-- START --

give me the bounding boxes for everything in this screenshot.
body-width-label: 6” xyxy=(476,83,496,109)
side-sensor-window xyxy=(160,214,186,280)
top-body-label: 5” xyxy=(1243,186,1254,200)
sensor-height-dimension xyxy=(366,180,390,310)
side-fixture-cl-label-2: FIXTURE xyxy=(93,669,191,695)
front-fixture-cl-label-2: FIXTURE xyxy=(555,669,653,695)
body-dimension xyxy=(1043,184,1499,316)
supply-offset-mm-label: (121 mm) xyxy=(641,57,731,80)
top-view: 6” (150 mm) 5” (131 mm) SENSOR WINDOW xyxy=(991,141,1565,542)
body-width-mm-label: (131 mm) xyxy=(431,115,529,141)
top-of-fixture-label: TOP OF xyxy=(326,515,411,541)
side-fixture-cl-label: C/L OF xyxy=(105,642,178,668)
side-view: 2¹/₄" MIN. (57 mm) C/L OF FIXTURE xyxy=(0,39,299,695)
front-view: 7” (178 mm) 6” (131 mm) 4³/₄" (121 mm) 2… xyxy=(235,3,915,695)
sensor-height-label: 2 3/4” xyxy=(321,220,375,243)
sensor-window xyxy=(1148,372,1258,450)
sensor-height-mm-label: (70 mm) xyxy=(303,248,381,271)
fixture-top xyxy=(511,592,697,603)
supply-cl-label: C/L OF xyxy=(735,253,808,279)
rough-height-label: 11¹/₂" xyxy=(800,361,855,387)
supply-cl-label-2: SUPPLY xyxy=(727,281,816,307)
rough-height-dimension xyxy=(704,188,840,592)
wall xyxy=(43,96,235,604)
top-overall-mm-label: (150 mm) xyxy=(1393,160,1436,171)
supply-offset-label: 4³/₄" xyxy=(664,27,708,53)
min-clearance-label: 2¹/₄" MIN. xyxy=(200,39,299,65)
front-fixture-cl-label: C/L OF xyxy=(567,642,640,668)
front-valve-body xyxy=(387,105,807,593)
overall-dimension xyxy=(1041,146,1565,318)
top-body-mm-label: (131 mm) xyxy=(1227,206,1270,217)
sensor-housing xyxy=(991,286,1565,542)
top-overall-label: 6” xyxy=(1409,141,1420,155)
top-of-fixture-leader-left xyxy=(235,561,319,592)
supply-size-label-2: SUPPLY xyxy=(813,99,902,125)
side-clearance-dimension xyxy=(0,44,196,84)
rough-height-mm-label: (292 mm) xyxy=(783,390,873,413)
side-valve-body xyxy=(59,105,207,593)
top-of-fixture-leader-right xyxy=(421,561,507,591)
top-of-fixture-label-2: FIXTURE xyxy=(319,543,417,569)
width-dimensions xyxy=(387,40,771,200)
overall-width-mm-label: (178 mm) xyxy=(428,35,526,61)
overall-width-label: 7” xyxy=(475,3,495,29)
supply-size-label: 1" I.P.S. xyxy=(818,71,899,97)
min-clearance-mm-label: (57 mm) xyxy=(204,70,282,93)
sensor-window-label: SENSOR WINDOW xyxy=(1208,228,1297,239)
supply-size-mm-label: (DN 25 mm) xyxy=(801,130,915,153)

-- END --

**Required work**
Convert every line of the listing above into a numbered list, leaving out any blank lines.

**Solution for this task**
1. give me the bounding boxes for everything in this screenshot.
2. body-width-label: 6” xyxy=(476,83,496,109)
3. side-sensor-window xyxy=(160,214,186,280)
4. top-body-label: 5” xyxy=(1243,186,1254,200)
5. sensor-height-dimension xyxy=(366,180,390,310)
6. side-fixture-cl-label-2: FIXTURE xyxy=(93,669,191,695)
7. front-fixture-cl-label-2: FIXTURE xyxy=(555,669,653,695)
8. body-dimension xyxy=(1043,184,1499,316)
9. supply-offset-mm-label: (121 mm) xyxy=(641,57,731,80)
10. top-view: 6” (150 mm) 5” (131 mm) SENSOR WINDOW xyxy=(991,141,1565,542)
11. body-width-mm-label: (131 mm) xyxy=(431,115,529,141)
12. top-of-fixture-label: TOP OF xyxy=(326,515,411,541)
13. side-fixture-cl-label: C/L OF xyxy=(105,642,178,668)
14. side-view: 2¹/₄" MIN. (57 mm) C/L OF FIXTURE xyxy=(0,39,299,695)
15. front-view: 7” (178 mm) 6” (131 mm) 4³/₄" (121 mm) 2… xyxy=(235,3,915,695)
16. sensor-height-label: 2 3/4” xyxy=(321,220,375,243)
17. sensor-window xyxy=(1148,372,1258,450)
18. sensor-height-mm-label: (70 mm) xyxy=(303,248,381,271)
19. fixture-top xyxy=(511,592,697,603)
20. supply-cl-label: C/L OF xyxy=(735,253,808,279)
21. rough-height-label: 11¹/₂" xyxy=(800,361,855,387)
22. supply-cl-label-2: SUPPLY xyxy=(727,281,816,307)
23. rough-height-dimension xyxy=(704,188,840,592)
24. wall xyxy=(43,96,235,604)
25. top-overall-mm-label: (150 mm) xyxy=(1393,160,1436,171)
26. supply-offset-label: 4³/₄" xyxy=(664,27,708,53)
27. min-clearance-label: 2¹/₄" MIN. xyxy=(200,39,299,65)
28. front-fixture-cl-label: C/L OF xyxy=(567,642,640,668)
29. front-valve-body xyxy=(387,105,807,593)
30. overall-dimension xyxy=(1041,146,1565,318)
31. top-body-mm-label: (131 mm) xyxy=(1227,206,1270,217)
32. sensor-housing xyxy=(991,286,1565,542)
33. top-overall-label: 6” xyxy=(1409,141,1420,155)
34. top-of-fixture-leader-left xyxy=(235,561,319,592)
35. supply-size-label-2: SUPPLY xyxy=(813,99,902,125)
36. side-clearance-dimension xyxy=(0,44,196,84)
37. rough-height-mm-label: (292 mm) xyxy=(783,390,873,413)
38. side-valve-body xyxy=(59,105,207,593)
39. top-of-fixture-leader-right xyxy=(421,561,507,591)
40. top-of-fixture-label-2: FIXTURE xyxy=(319,543,417,569)
41. width-dimensions xyxy=(387,40,771,200)
42. overall-width-mm-label: (178 mm) xyxy=(428,35,526,61)
43. overall-width-label: 7” xyxy=(475,3,495,29)
44. supply-size-label: 1" I.P.S. xyxy=(818,71,899,97)
45. min-clearance-mm-label: (57 mm) xyxy=(204,70,282,93)
46. sensor-window-label: SENSOR WINDOW xyxy=(1208,228,1297,239)
47. supply-size-mm-label: (DN 25 mm) xyxy=(801,130,915,153)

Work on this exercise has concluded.